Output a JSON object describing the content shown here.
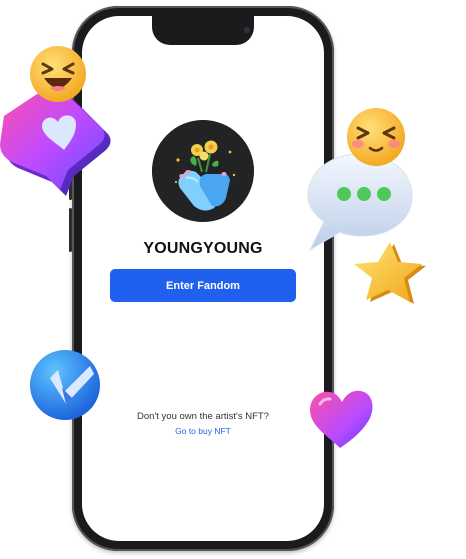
{
  "artist": {
    "name": "YOUNGYOUNG"
  },
  "actions": {
    "enter_label": "Enter Fandom"
  },
  "footer": {
    "question": "Don't you own the artist's NFT?",
    "buy_link": "Go to buy NFT"
  },
  "colors": {
    "primary": "#1f60ee",
    "link": "#2a62e6",
    "avatar_bg": "#222325"
  },
  "decorations": [
    "laughing-emoji",
    "heart-bubble",
    "chat-bubble",
    "star",
    "checkmark-badge",
    "heart"
  ]
}
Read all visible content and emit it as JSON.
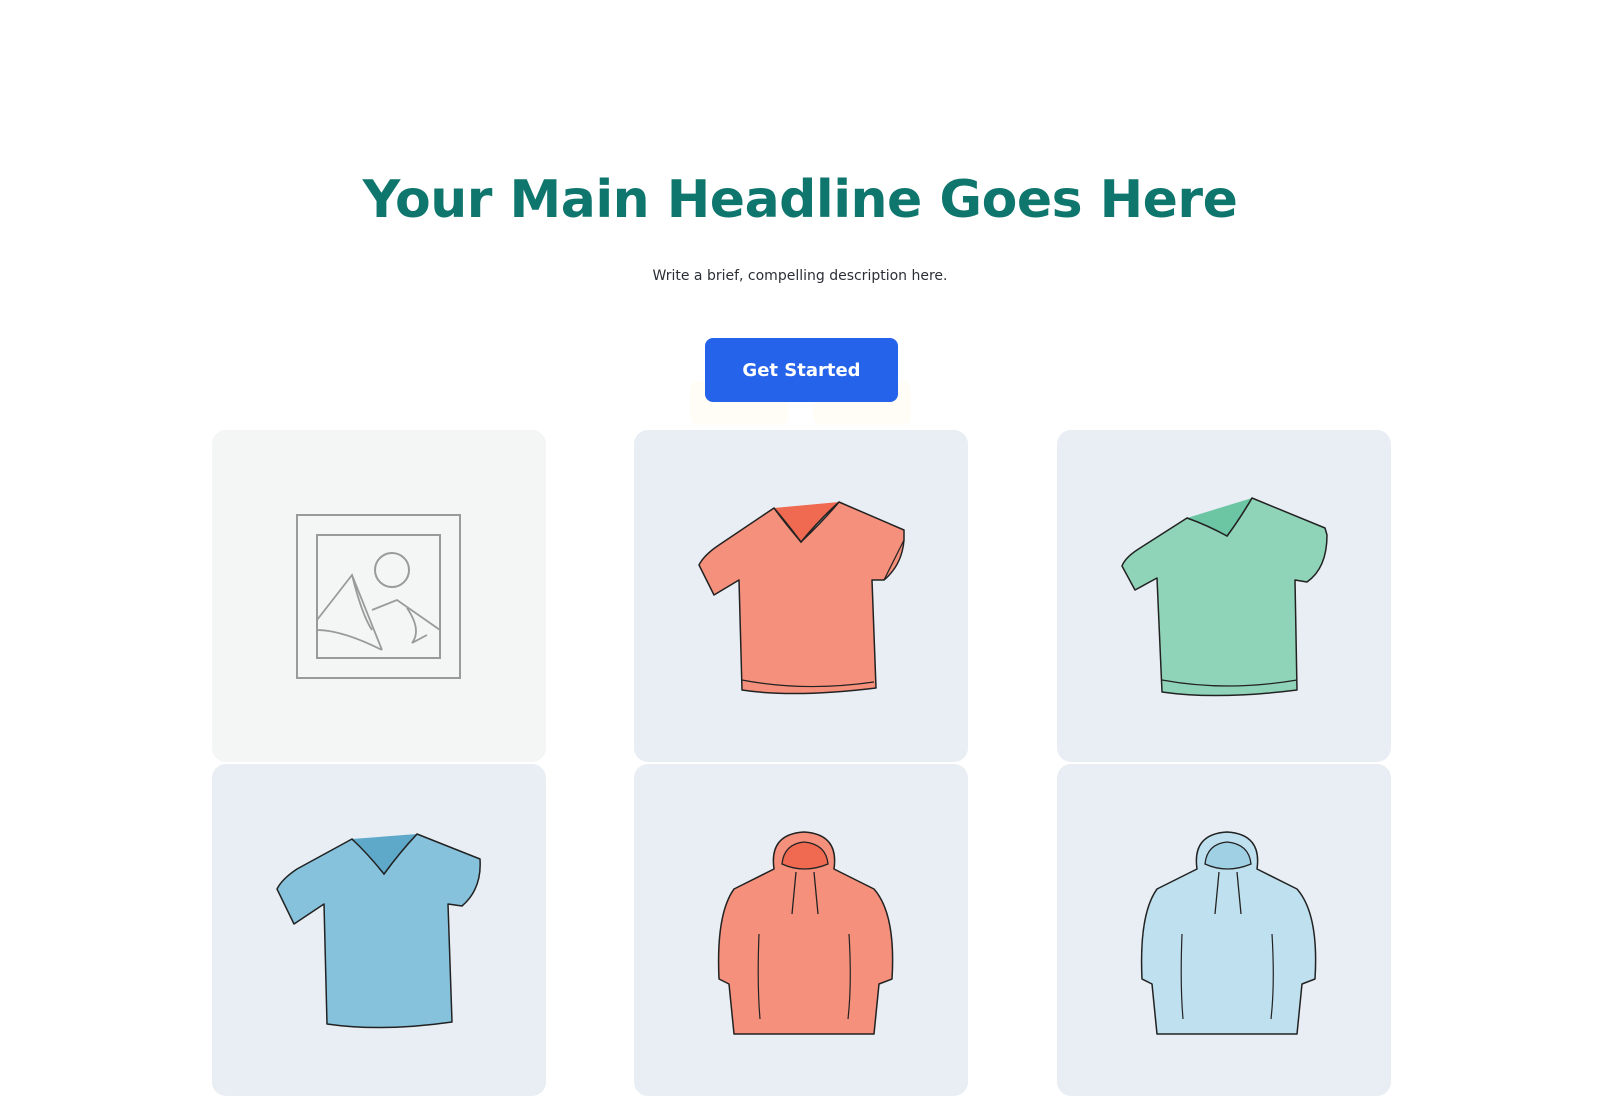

EXERCISE GOAL
Make an exact copy of all entries above, dropping the images.

FULL RESPONSE
Output a JSON object describing the content shown here.
{
  "artist": {
    "name": "YOUNGYOUNG"
  },
  "actions": {
    "enter_label": "Enter Fandom"
  },
  "footer": {
    "question": "Don't you own the artist's NFT?",
    "buy_link": "Go to buy NFT"
  },
  "colors": {
    "primary": "#1f60ee",
    "link": "#2a62e6",
    "avatar_bg": "#222325"
  },
  "decorations": [
    "laughing-emoji",
    "heart-bubble",
    "chat-bubble",
    "star",
    "checkmark-badge",
    "heart"
  ]
}
Read all visible content and emit it as JSON.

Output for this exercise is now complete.